───── Entries provided ─────

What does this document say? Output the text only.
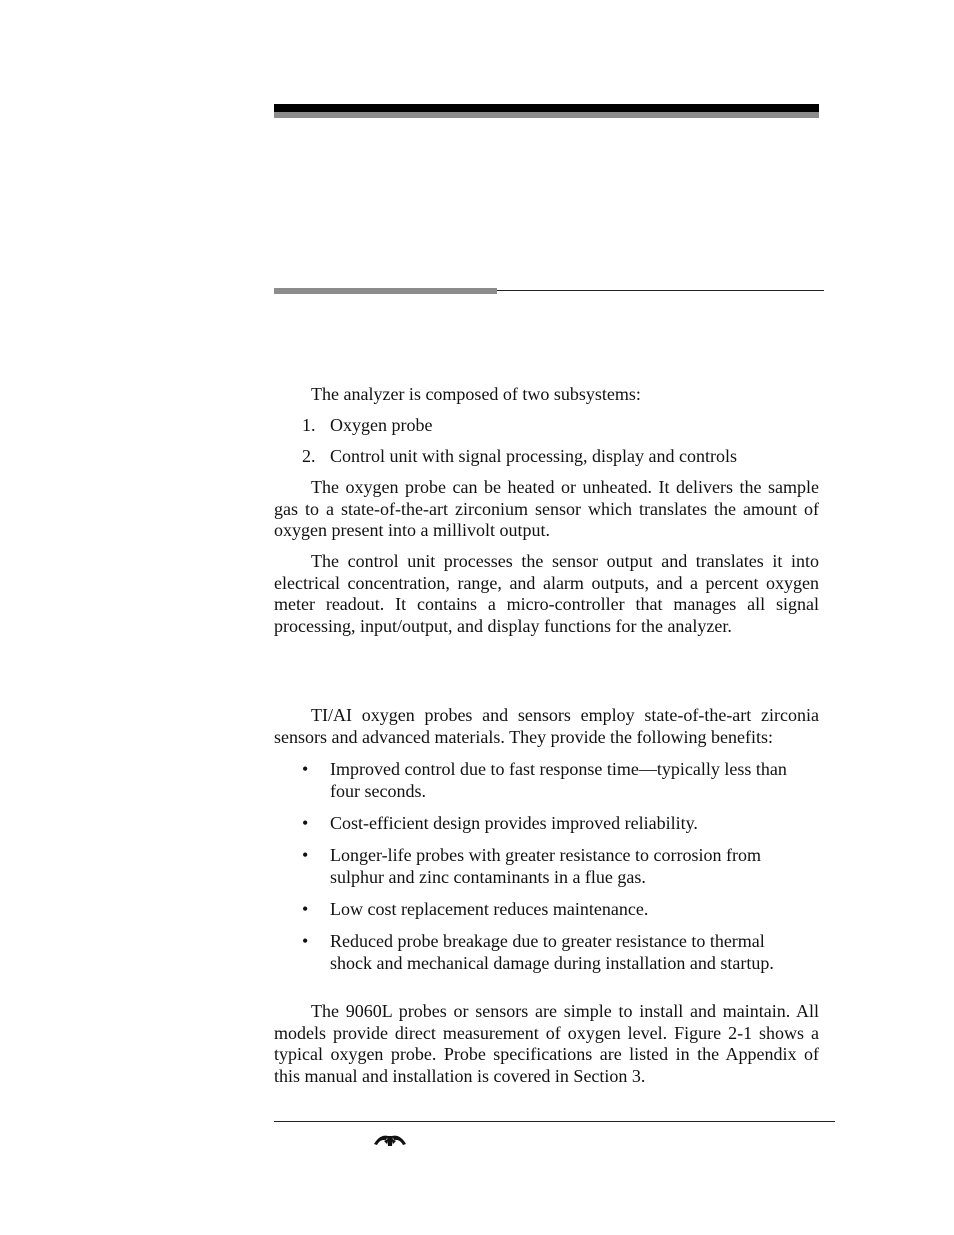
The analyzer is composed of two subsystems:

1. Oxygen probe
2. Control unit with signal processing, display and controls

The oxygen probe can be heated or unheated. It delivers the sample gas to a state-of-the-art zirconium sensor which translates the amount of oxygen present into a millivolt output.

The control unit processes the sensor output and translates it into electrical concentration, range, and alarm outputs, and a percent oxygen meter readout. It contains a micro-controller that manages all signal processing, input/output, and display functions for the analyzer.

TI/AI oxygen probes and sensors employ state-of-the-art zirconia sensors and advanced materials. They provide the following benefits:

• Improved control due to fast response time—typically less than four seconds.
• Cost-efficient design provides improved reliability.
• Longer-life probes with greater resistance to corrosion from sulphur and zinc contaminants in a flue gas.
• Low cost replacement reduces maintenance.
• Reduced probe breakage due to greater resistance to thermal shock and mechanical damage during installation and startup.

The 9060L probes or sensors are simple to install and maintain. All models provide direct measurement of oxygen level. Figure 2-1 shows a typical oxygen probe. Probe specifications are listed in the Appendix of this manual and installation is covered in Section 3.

─────
───── Entries provided ─────

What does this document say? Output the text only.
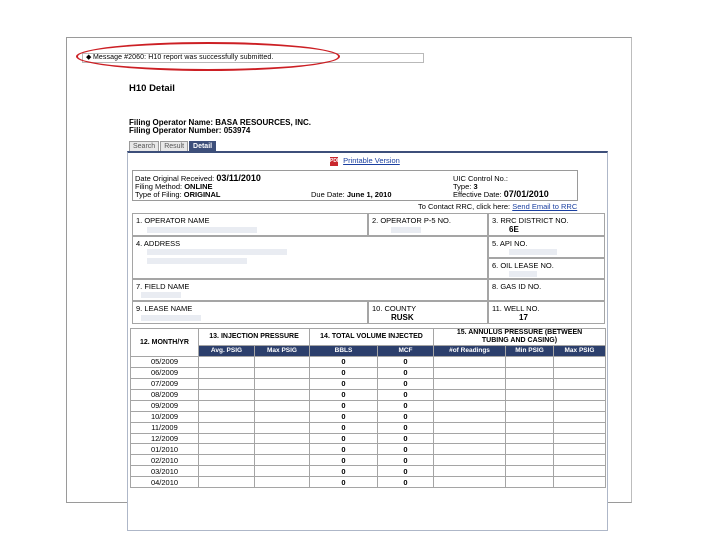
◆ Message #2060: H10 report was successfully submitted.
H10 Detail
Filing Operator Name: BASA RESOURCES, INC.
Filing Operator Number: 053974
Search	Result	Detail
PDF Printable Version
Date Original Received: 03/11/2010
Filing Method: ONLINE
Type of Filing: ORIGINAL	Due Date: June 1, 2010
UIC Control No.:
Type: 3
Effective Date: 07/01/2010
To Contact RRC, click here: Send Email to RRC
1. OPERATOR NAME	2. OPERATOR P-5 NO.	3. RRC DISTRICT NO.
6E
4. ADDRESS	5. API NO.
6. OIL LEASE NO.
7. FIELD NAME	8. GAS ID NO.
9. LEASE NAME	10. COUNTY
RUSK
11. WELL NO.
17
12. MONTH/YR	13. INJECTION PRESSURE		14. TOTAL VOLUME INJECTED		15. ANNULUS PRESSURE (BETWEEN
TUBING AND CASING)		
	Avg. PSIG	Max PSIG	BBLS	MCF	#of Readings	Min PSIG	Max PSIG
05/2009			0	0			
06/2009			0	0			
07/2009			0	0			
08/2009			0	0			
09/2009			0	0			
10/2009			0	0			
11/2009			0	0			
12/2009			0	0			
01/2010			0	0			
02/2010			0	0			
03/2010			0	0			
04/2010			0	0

─────

What to work on — Look over the material above and show each line where "with" appears.

Task answer —
2. Control unit with signal processing, display and controls
• Longer-life probes with greater resistance to corrosion from sulphur and zinc contaminants in a flue gas.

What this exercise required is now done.